◆ Requirement
Please list all lines of the material below in which the string "name" occurs.

◆ Materials provided
BEGIN
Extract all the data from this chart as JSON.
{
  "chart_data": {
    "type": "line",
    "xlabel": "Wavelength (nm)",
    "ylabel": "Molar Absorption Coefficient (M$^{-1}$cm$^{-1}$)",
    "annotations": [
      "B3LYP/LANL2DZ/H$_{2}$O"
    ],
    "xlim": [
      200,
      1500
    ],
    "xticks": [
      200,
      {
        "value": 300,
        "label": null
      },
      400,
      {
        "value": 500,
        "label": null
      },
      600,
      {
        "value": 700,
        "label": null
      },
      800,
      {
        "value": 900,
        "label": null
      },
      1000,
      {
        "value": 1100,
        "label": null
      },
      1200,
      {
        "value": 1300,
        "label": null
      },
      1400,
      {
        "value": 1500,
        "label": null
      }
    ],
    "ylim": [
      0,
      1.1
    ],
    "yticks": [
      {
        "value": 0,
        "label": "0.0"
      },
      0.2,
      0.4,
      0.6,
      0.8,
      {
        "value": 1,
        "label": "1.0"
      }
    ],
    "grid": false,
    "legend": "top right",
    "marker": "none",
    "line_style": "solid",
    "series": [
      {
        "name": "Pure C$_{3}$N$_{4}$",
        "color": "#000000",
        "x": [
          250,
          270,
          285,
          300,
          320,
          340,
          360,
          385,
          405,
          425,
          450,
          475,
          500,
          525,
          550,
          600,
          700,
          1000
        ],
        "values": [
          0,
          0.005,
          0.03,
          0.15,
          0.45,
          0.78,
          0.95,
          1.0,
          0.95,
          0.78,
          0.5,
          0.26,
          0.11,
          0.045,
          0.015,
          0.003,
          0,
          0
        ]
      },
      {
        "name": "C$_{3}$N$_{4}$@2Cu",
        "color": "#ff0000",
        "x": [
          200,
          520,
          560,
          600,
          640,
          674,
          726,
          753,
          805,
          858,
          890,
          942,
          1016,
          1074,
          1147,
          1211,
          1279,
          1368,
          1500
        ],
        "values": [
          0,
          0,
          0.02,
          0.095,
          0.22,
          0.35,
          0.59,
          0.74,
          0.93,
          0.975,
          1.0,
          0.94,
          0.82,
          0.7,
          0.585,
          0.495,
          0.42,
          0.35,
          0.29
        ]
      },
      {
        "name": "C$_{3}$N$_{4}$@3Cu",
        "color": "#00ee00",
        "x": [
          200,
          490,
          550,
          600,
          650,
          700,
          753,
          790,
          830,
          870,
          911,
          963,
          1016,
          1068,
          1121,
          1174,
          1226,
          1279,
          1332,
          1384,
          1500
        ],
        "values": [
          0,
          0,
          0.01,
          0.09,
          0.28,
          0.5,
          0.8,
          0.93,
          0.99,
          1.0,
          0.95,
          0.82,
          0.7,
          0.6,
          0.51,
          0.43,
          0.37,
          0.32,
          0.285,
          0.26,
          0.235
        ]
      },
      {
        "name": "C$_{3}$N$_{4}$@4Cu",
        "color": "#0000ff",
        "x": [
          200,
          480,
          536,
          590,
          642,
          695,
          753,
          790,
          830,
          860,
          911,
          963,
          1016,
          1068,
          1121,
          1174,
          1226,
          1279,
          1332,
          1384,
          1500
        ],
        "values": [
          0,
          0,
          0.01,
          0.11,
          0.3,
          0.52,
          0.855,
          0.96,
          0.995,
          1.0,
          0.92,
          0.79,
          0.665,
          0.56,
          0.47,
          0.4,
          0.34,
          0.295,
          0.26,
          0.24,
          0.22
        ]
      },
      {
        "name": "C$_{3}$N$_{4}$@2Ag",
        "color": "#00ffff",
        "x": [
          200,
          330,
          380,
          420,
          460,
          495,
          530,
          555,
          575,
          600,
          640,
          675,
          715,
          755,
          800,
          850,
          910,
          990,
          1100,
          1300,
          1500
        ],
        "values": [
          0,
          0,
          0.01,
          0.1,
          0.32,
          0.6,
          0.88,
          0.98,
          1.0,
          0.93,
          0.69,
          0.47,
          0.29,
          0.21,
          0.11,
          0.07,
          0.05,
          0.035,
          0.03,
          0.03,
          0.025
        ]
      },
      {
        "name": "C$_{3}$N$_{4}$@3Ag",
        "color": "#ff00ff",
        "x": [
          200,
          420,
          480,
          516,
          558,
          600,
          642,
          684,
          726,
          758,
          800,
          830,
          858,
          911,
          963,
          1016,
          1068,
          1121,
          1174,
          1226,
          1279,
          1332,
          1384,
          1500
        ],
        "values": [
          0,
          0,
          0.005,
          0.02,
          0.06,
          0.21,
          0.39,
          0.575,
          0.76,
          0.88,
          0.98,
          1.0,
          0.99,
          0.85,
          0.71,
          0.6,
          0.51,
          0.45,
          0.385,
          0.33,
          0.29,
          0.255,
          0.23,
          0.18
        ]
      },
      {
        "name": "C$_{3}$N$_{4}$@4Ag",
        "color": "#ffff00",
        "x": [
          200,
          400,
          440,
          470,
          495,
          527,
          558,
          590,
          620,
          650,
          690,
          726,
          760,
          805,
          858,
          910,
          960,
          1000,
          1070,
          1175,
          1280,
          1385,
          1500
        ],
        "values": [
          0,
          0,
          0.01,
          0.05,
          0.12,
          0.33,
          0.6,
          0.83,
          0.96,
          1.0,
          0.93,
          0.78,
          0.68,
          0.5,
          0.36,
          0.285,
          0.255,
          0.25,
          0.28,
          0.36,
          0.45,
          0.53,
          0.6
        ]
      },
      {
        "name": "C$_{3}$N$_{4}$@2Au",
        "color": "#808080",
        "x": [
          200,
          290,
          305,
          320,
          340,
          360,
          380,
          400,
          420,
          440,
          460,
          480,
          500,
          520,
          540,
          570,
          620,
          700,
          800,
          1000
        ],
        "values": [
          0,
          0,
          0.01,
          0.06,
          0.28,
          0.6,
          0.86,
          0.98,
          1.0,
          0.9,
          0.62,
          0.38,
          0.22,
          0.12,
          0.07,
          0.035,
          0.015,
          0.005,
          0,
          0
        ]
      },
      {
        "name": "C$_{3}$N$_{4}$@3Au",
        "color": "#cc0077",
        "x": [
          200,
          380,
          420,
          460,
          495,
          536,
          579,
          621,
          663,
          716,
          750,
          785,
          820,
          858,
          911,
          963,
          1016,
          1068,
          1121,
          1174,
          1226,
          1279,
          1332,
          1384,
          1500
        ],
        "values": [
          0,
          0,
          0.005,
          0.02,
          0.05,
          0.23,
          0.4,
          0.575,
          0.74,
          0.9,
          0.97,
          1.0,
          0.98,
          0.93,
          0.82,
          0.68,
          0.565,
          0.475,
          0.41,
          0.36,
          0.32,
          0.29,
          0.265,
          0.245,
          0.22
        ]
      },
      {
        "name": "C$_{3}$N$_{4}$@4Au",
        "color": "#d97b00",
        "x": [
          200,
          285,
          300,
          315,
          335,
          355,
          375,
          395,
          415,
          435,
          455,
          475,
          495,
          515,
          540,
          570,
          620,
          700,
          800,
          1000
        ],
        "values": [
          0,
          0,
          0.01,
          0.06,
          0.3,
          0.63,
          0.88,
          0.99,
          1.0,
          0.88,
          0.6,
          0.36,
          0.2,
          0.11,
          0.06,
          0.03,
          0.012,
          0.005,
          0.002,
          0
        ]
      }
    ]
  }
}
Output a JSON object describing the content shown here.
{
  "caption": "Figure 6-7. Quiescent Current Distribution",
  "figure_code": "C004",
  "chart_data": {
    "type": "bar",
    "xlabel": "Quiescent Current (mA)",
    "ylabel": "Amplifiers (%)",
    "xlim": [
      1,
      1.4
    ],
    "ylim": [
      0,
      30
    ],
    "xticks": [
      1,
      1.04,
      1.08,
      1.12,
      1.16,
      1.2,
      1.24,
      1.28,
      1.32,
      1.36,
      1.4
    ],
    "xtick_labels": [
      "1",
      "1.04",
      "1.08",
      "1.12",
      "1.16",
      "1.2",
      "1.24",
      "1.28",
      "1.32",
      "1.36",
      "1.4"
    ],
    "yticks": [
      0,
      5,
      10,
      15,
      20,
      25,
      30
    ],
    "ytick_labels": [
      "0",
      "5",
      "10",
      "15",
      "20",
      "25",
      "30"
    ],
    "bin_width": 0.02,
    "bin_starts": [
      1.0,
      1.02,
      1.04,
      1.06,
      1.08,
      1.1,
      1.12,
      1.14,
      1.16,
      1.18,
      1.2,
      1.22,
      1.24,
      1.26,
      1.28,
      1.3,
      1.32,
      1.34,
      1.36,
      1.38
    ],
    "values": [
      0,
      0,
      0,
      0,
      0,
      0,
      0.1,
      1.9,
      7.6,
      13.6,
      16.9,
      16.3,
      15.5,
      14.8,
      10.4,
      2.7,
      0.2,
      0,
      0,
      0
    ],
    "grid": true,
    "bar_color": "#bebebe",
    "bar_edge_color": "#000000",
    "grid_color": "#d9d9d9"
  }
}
END
◆ Answer below
        "name": "Pure C$_{3}$N$_{4}$",
        "name": "C$_{3}$N$_{4}$@2Cu",
        "name": "C$_{3}$N$_{4}$@3Cu",
        "name": "C$_{3}$N$_{4}$@4Cu",
        "name": "C$_{3}$N$_{4}$@2Ag",
        "name": "C$_{3}$N$_{4}$@3Ag",
        "name": "C$_{3}$N$_{4}$@4Ag",
        "name": "C$_{3}$N$_{4}$@2Au",
        "name": "C$_{3}$N$_{4}$@3Au",
        "name": "C$_{3}$N$_{4}$@4Au",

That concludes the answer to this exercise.